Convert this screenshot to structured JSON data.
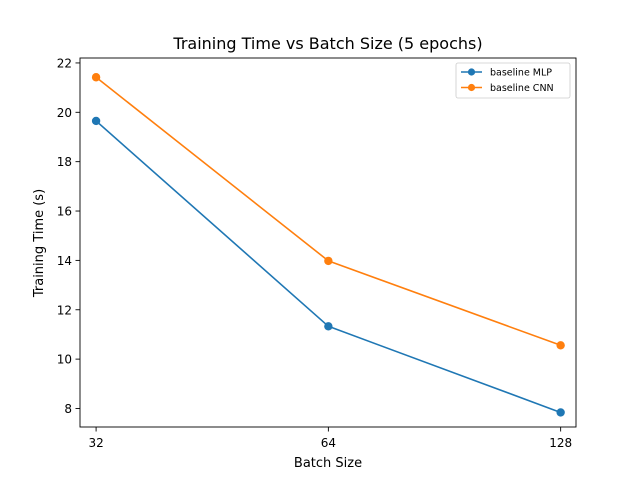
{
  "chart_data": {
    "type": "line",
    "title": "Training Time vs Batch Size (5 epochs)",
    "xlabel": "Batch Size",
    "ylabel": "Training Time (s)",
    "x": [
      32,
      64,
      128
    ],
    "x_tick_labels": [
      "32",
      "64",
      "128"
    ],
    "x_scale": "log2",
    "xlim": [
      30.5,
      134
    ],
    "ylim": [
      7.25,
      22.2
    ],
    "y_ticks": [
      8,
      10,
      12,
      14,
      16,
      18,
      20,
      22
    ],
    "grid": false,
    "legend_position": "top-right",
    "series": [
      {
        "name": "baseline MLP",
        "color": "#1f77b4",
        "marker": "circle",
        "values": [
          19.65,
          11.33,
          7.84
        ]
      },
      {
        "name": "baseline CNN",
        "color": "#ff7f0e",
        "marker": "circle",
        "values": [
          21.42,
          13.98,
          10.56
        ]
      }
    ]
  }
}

* * *

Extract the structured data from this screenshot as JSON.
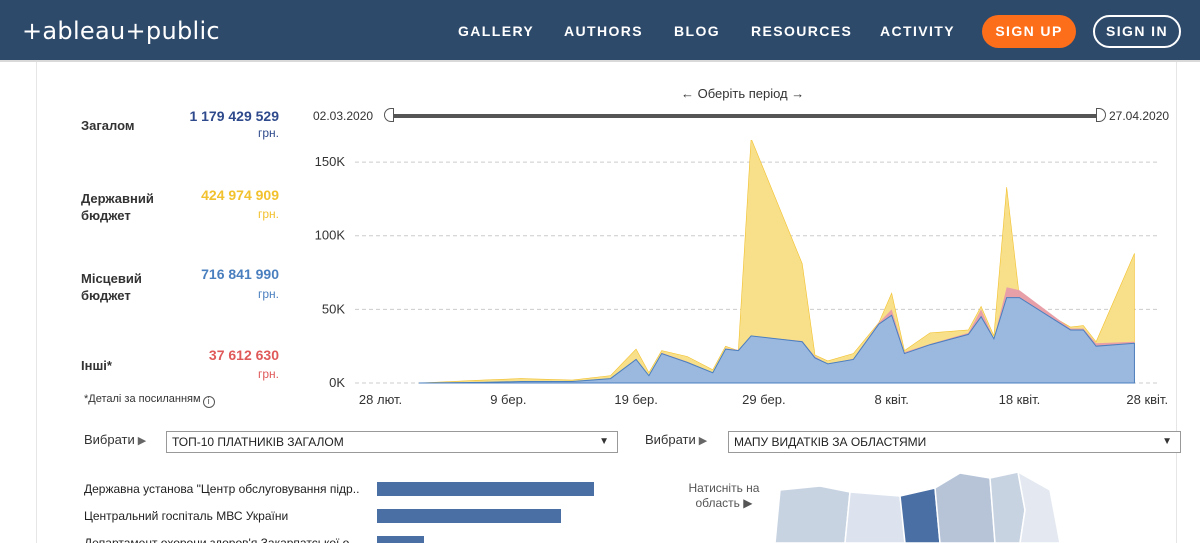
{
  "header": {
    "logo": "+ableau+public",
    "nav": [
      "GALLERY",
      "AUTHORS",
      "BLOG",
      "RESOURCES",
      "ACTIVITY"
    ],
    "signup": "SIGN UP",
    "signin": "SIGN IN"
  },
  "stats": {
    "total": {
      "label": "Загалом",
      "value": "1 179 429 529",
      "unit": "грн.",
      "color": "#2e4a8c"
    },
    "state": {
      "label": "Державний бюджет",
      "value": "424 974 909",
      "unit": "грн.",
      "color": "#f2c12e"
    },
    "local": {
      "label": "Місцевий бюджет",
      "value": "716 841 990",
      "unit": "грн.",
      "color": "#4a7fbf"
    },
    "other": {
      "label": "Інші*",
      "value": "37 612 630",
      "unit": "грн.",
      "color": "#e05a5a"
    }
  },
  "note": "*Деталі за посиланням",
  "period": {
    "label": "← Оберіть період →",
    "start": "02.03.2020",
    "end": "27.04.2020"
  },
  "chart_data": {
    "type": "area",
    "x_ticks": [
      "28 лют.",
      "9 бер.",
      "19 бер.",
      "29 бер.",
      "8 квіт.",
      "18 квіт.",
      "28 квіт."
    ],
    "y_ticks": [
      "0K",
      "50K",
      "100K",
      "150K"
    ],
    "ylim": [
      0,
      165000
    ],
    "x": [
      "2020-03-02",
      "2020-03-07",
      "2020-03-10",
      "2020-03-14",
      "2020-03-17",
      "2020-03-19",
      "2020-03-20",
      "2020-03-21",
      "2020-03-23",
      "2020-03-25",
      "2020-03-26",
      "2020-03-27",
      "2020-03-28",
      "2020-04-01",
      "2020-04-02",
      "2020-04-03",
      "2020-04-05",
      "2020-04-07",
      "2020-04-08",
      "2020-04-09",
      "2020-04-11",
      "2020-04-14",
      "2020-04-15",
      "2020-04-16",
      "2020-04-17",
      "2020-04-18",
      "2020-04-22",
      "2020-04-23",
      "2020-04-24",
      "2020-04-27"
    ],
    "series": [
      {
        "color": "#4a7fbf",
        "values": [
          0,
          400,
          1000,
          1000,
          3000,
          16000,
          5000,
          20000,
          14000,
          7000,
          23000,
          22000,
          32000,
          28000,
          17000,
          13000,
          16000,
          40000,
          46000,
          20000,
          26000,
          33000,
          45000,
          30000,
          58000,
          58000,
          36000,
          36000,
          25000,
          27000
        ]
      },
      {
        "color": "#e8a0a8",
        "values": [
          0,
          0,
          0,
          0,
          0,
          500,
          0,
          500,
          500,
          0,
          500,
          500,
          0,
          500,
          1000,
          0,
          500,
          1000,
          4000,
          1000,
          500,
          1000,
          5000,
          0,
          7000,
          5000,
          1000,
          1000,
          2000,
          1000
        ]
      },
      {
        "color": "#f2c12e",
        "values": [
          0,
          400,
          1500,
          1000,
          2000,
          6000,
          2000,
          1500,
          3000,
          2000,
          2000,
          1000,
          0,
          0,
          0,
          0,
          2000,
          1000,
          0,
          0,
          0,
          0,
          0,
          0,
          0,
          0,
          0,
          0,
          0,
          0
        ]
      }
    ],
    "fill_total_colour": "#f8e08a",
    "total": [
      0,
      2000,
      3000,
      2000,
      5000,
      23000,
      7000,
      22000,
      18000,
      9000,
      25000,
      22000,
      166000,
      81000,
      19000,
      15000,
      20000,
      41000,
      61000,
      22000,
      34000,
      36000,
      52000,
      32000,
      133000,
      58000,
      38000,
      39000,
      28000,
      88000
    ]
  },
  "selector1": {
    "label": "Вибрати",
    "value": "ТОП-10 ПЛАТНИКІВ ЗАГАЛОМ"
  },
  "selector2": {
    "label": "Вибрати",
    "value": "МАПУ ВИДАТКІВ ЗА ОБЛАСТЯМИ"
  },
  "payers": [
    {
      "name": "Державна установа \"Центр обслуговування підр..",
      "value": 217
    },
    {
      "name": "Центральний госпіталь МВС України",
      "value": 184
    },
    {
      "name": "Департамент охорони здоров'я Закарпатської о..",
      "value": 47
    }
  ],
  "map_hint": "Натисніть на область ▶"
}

▶ Task requirements: Copy out the lines that hold "color".

▶ Result:
        "color": "#1f77b4",
        "color": "#ff7f0e",
      "color": "#2e4a8c"
      "color": "#f2c12e"
      "color": "#4a7fbf"
      "color": "#e05a5a"
        "color": "#4a7fbf",
        "color": "#e8a0a8",
        "color": "#f2c12e",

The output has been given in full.